• _Exercise_
Set the following entries down again exactly, line by line.

• _Part of a data file_
--------------------
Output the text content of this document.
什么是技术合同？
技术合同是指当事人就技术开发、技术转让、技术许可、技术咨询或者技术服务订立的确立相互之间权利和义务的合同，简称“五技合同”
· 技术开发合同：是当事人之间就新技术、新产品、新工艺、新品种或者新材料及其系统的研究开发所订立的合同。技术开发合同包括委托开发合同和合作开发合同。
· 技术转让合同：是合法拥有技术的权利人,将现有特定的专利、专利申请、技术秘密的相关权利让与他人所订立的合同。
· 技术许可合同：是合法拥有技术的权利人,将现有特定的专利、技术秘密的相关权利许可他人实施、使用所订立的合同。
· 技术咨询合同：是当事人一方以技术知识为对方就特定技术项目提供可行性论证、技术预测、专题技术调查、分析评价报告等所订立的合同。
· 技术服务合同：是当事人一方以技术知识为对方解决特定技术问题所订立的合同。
--------------------
• _Complete response_
Output the text content of this document.
什么是技术合同？
技术合同是指当事人就技术开发、技术转让、技术许可、技术咨询或者技术服务订立的确立相互之间权利和义务的合同，简称“五技合同”
· 技术开发合同：是当事人之间就新技术、新产品、新工艺、新品种或者新材料及其系统的研究开发所订立的合同。技术开发合同包括委托开发合同和合作开发合同。
· 技术转让合同：是合法拥有技术的权利人,将现有特定的专利、专利申请、技术秘密的相关权利让与他人所订立的合同。
· 技术许可合同：是合法拥有技术的权利人,将现有特定的专利、技术秘密的相关权利许可他人实施、使用所订立的合同。
· 技术咨询合同：是当事人一方以技术知识为对方就特定技术项目提供可行性论证、技术预测、专题技术调查、分析评价报告等所订立的合同。
· 技术服务合同：是当事人一方以技术知识为对方解决特定技术问题所订立的合同。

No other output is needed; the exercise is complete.